(Stored records)
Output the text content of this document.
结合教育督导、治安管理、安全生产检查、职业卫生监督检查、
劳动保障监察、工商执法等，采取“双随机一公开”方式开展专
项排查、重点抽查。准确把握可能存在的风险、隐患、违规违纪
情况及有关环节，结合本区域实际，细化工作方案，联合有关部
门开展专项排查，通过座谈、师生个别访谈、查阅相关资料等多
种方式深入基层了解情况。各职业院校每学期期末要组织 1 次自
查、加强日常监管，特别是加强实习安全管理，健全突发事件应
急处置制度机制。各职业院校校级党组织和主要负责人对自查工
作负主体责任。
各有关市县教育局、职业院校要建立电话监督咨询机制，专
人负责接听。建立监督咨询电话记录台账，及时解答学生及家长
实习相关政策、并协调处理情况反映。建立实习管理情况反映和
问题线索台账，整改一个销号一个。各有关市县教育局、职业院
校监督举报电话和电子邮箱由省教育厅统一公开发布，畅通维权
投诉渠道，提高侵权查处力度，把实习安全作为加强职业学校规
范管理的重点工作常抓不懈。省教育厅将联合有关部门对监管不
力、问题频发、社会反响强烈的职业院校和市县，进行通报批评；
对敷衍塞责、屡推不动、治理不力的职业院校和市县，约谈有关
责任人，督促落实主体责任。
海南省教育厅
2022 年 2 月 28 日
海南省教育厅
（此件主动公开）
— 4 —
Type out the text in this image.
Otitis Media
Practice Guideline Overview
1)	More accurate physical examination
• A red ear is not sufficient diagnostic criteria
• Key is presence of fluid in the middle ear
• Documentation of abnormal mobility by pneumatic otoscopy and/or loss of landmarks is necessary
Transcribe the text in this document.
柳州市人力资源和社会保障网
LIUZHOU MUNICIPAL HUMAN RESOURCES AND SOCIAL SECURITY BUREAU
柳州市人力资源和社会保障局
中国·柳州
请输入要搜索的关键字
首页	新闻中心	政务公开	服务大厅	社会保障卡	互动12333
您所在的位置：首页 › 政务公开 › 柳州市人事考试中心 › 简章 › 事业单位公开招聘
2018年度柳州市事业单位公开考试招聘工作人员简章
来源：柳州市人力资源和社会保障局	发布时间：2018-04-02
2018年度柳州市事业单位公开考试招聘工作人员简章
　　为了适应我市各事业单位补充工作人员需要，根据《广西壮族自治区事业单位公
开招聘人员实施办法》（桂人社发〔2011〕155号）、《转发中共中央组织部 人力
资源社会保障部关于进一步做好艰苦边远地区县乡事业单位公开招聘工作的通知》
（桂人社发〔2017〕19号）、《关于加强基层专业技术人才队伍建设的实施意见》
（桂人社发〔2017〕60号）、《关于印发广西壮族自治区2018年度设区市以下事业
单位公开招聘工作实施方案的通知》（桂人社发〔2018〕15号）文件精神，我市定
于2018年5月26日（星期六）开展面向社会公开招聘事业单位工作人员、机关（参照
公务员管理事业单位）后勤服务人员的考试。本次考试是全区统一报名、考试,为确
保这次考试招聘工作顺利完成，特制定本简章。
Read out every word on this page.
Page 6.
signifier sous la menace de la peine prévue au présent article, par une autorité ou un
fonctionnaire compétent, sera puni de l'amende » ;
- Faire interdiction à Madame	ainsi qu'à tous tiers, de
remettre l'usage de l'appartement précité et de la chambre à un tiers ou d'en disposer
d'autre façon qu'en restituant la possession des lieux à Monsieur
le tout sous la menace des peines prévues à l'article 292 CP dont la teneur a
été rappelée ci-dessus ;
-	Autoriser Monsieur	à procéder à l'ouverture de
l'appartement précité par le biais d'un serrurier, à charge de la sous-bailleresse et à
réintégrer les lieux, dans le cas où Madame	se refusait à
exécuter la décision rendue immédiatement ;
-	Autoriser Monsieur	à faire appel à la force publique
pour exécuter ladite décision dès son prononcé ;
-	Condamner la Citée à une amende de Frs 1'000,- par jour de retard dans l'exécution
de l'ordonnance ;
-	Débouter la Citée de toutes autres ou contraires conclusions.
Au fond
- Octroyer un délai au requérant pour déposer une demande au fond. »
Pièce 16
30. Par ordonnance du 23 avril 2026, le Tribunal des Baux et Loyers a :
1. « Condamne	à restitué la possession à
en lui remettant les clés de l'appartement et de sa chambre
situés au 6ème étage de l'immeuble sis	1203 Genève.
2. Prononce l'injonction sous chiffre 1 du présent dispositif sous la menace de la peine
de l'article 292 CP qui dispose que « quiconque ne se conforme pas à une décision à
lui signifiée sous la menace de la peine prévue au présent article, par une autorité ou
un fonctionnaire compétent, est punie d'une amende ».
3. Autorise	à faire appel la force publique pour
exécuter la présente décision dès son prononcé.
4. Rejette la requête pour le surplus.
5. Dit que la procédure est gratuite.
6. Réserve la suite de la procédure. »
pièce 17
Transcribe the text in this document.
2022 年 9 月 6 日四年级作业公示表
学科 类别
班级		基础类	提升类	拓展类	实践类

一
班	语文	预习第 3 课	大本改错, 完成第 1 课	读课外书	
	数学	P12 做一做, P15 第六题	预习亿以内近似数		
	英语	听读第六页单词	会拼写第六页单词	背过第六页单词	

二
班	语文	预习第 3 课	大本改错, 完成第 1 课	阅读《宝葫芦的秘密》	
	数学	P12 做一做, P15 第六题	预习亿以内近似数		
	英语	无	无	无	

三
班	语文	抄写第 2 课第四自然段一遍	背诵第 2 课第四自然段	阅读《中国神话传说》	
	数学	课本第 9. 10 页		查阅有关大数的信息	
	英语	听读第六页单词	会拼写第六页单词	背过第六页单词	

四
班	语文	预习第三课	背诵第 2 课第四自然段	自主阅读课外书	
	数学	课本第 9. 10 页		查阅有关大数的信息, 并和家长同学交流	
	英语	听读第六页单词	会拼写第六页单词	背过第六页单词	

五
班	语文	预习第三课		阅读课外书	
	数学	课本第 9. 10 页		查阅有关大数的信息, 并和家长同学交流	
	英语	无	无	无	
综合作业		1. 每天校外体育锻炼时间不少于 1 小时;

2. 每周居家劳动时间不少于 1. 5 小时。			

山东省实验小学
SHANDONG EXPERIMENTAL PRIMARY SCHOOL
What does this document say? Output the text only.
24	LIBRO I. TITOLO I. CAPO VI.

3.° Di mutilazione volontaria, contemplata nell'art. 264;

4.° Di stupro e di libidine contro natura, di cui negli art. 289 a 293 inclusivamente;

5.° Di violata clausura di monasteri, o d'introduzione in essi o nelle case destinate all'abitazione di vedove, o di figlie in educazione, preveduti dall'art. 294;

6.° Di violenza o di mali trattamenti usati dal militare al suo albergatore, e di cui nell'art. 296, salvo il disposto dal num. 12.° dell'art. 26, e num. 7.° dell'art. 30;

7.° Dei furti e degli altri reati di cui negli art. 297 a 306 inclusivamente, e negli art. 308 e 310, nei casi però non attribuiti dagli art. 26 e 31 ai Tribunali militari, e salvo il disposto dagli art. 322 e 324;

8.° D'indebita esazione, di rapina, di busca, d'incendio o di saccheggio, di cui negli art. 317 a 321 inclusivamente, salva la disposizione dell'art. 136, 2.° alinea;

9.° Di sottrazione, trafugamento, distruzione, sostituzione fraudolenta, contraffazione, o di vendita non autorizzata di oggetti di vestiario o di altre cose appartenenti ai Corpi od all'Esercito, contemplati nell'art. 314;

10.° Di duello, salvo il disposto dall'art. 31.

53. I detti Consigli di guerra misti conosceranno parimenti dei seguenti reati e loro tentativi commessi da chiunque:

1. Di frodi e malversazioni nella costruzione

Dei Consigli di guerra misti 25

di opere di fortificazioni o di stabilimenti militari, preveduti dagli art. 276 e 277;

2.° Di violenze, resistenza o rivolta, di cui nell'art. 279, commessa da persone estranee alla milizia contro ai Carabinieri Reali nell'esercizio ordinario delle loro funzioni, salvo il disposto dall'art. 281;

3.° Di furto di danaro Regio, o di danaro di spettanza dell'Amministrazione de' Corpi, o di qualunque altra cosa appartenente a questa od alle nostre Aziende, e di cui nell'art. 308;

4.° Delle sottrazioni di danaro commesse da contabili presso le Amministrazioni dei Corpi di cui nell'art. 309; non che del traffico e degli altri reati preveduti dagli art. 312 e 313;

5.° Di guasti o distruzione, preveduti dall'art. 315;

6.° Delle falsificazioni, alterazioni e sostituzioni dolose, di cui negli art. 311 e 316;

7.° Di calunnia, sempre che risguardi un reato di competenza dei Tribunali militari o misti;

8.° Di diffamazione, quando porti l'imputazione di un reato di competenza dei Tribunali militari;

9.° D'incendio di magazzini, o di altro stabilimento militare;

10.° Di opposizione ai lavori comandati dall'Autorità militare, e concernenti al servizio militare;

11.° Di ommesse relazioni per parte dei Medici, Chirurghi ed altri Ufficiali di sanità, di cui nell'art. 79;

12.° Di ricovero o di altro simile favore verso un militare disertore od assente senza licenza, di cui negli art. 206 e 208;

▸ **SET EXERCISE**: Report each line in the data that holds the word "guerra".

▸ **SOLUTION TO THIS PROBLEM**:
53. I detti Consigli di guerra misti conosceranno parimenti dei seguenti reati e loro tentativi commessi da chiunque:
Dei Consigli di guerra misti 25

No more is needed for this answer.